▶ _Aufgabe_
Geben Sie den Absatz des folgenden Textauszugs, der mit „Pubertät ist gerade ein großes Thema“ beginnt, in kürzerer Form wieder und bewahren Sie dabei seine wesentlichen Fakten.

▶ _Vorliegender Textauszug_
* * *

Wenn das Kind in die Pubertät kommt
Warum Heranwachsende provozieren wollen und wie Eltern darauf auf keinen Fall reagieren sollten, weiß der Psychologe und Buchautor Allan Guggenbühl
Pubertät ist gerade ein großes Thema. Der Autor Jan Weiler etwa ist überaus erfolgreich mit seinem Roman „Das Pubertier“und den Verfilmungen. Herr Guggenbühl, Sie hatten ja als 13-Jähriger ein einschneidendes Erlebnis, als Sie an einem Kiosk in Zürich die „Bravo“kaufen wollten. Was ist damals genau passiert?

* * *

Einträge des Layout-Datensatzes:
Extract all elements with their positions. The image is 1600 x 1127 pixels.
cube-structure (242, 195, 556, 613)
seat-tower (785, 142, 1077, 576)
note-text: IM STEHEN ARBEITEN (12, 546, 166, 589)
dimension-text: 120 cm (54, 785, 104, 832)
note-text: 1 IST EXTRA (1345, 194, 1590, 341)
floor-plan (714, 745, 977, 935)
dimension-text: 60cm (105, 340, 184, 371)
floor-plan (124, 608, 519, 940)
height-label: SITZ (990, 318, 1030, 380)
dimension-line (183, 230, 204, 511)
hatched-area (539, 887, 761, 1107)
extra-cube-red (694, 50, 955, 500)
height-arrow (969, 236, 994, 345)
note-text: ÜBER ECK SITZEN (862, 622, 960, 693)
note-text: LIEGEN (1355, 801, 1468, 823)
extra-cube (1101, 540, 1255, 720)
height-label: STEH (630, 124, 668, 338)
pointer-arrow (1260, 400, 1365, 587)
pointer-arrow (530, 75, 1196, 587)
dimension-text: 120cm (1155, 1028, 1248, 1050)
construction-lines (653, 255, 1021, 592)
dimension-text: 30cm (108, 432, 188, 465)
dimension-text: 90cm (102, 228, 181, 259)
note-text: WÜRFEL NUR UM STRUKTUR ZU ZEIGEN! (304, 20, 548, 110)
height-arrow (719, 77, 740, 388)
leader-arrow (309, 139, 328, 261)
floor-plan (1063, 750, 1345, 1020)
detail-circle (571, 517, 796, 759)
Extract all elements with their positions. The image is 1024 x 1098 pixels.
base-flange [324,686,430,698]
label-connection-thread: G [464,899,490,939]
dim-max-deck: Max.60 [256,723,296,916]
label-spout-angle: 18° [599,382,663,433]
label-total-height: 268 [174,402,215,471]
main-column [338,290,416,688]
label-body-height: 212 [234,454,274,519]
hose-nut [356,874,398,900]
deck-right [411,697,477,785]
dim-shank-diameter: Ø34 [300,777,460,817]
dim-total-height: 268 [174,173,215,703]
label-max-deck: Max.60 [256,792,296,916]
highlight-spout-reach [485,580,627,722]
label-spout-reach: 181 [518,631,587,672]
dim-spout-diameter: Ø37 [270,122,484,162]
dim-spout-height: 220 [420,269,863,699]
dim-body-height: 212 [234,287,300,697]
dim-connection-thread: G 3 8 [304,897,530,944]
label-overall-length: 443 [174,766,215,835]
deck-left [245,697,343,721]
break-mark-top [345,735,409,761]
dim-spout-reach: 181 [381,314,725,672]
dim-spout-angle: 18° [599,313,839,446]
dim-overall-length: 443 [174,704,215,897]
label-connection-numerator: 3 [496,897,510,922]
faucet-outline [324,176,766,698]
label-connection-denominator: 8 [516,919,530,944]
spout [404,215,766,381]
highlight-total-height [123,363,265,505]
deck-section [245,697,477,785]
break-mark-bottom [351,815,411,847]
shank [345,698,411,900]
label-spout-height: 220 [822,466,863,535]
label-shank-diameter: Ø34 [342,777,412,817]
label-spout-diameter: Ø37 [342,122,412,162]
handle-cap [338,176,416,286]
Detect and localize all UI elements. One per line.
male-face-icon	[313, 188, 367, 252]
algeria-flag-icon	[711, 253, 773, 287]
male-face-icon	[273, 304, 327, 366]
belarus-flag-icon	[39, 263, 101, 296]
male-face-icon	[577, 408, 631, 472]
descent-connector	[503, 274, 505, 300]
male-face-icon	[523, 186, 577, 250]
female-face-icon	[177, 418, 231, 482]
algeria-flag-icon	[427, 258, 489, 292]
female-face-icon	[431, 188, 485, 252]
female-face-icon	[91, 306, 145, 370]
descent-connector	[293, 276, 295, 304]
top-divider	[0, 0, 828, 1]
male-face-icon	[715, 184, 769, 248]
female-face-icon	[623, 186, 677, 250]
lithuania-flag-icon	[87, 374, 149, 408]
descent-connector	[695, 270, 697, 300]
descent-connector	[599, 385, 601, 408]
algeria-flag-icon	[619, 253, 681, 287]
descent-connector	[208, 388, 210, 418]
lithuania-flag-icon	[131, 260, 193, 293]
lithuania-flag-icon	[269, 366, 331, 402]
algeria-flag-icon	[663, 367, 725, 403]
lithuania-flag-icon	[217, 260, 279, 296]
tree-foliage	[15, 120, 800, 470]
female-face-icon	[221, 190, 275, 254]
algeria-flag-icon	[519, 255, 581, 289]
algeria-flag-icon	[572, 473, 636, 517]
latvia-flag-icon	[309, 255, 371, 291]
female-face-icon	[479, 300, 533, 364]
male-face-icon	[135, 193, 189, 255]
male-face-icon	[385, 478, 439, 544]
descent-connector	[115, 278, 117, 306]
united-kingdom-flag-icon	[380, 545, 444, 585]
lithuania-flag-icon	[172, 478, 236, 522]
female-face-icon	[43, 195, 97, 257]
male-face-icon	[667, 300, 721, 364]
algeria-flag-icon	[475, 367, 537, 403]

* * *

▶ _Antwort_
Die Pubertät ist derzeit ein viel beachtetes Thema. Das zeigt etwa der große Erfolg von Jan Weilers Roman „Das Pubertier“ und dessen Verfilmungen. Allan Guggenbühl wird nach einem einschneidenden Erlebnis gefragt: Als 13-Jähriger wollte er an einem Kiosk in Zürich die „Bravo“ kaufen.